(Beginning of MATERIALS PROVIDED)

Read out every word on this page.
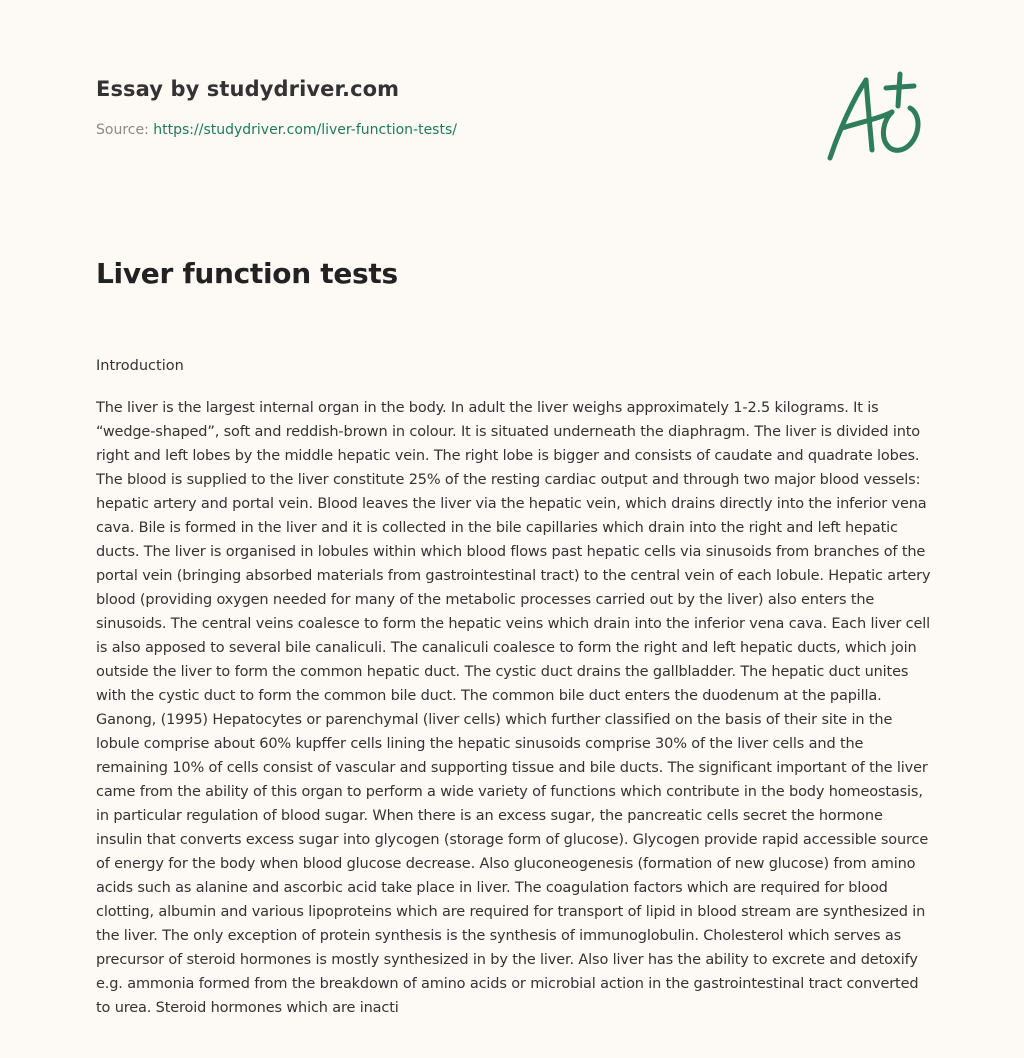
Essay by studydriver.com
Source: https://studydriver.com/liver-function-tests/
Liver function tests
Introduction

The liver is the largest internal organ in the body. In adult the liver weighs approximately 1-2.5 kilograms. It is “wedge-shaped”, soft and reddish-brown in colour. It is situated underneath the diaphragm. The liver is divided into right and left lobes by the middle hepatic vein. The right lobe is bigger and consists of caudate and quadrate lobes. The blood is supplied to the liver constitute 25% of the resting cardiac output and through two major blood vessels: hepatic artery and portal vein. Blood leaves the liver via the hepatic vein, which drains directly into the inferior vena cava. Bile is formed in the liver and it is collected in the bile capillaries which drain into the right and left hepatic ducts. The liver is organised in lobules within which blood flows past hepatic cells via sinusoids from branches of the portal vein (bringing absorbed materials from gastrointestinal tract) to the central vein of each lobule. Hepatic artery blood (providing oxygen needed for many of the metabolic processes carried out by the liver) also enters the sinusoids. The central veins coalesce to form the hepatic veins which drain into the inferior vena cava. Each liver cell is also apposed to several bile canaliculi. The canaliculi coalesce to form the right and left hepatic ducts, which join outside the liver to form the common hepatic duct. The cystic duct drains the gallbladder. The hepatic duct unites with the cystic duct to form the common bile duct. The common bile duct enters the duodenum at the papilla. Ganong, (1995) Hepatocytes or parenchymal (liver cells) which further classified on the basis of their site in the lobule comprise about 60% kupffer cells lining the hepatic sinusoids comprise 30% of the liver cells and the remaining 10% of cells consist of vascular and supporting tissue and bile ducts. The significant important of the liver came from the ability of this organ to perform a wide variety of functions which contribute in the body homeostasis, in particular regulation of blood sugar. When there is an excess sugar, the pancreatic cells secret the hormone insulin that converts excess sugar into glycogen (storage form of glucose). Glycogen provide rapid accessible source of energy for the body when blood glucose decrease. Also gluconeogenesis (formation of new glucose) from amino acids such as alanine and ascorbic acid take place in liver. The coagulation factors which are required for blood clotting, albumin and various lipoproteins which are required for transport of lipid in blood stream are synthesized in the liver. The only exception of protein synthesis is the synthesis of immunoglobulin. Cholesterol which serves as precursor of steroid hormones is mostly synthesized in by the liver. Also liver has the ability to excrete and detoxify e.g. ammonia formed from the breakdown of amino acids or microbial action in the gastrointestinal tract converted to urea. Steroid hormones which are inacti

(End of MATERIALS PROVIDED)

**DESCRIPTION OF THE TASK**. Take the preceding listing and transcribe it exactly, skipping the pictures.

**ANSWER TO THE EXERCISE**.
Read out every word on this page.
Essay by studydriver.com
Source: https://studydriver.com/liver-function-tests/
Liver function tests
Introduction

The liver is the largest internal organ in the body. In adult the liver weighs approximately 1-2.5 kilograms. It is “wedge-shaped”, soft and reddish-brown in colour. It is situated underneath the diaphragm. The liver is divided into right and left lobes by the middle hepatic vein. The right lobe is bigger and consists of caudate and quadrate lobes. The blood is supplied to the liver constitute 25% of the resting cardiac output and through two major blood vessels: hepatic artery and portal vein. Blood leaves the liver via the hepatic vein, which drains directly into the inferior vena cava. Bile is formed in the liver and it is collected in the bile capillaries which drain into the right and left hepatic ducts. The liver is organised in lobules within which blood flows past hepatic cells via sinusoids from branches of the portal vein (bringing absorbed materials from gastrointestinal tract) to the central vein of each lobule. Hepatic artery blood (providing oxygen needed for many of the metabolic processes carried out by the liver) also enters the sinusoids. The central veins coalesce to form the hepatic veins which drain into the inferior vena cava. Each liver cell is also apposed to several bile canaliculi. The canaliculi coalesce to form the right and left hepatic ducts, which join outside the liver to form the common hepatic duct. The cystic duct drains the gallbladder. The hepatic duct unites with the cystic duct to form the common bile duct. The common bile duct enters the duodenum at the papilla. Ganong, (1995) Hepatocytes or parenchymal (liver cells) which further classified on the basis of their site in the lobule comprise about 60% kupffer cells lining the hepatic sinusoids comprise 30% of the liver cells and the remaining 10% of cells consist of vascular and supporting tissue and bile ducts. The significant important of the liver came from the ability of this organ to perform a wide variety of functions which contribute in the body homeostasis, in particular regulation of blood sugar. When there is an excess sugar, the pancreatic cells secret the hormone insulin that converts excess sugar into glycogen (storage form of glucose). Glycogen provide rapid accessible source of energy for the body when blood glucose decrease. Also gluconeogenesis (formation of new glucose) from amino acids such as alanine and ascorbic acid take place in liver. The coagulation factors which are required for blood clotting, albumin and various lipoproteins which are required for transport of lipid in blood stream are synthesized in the liver. The only exception of protein synthesis is the synthesis of immunoglobulin. Cholesterol which serves as precursor of steroid hormones is mostly synthesized in by the liver. Also liver has the ability to excrete and detoxify e.g. ammonia formed from the breakdown of amino acids or microbial action in the gastrointestinal tract converted to urea. Steroid hormones which are inacti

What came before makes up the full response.